(Dataset entries)
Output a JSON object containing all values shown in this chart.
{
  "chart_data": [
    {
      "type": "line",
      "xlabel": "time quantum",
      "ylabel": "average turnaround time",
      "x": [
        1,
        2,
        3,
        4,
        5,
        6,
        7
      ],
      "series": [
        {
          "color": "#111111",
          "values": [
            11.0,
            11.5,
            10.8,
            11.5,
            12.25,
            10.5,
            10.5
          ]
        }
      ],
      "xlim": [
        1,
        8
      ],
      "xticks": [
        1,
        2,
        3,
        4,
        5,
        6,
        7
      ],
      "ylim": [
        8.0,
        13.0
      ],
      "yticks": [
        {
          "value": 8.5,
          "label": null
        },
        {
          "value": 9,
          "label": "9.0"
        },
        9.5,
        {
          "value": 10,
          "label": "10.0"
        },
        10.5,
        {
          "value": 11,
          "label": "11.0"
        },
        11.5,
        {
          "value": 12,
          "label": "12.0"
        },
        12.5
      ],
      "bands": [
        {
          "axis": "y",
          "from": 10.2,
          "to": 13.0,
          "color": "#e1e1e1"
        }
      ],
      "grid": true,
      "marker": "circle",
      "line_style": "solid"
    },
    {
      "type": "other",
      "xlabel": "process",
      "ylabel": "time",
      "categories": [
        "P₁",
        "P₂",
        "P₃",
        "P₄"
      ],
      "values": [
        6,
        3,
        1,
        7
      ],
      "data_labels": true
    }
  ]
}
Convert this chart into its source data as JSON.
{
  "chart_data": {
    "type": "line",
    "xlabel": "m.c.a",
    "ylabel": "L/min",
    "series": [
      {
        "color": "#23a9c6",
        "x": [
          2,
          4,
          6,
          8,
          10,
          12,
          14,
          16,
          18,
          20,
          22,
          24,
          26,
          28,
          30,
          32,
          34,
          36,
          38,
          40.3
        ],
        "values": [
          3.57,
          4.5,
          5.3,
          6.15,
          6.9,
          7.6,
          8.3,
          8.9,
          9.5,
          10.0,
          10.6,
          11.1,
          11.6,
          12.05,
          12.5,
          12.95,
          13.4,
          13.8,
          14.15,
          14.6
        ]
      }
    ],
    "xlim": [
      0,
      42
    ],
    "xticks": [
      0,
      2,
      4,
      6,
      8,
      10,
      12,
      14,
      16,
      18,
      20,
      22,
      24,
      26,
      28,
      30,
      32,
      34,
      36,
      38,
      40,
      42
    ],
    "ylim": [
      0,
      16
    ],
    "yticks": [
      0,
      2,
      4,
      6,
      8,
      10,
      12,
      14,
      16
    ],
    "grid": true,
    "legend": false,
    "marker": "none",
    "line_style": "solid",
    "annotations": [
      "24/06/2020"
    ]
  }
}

Requirement: Each line that holds the word "JSON" should be extracted from the records.

Answer to this task:
Output a JSON object containing all values shown in this chart.
Convert this chart into its source data as JSON.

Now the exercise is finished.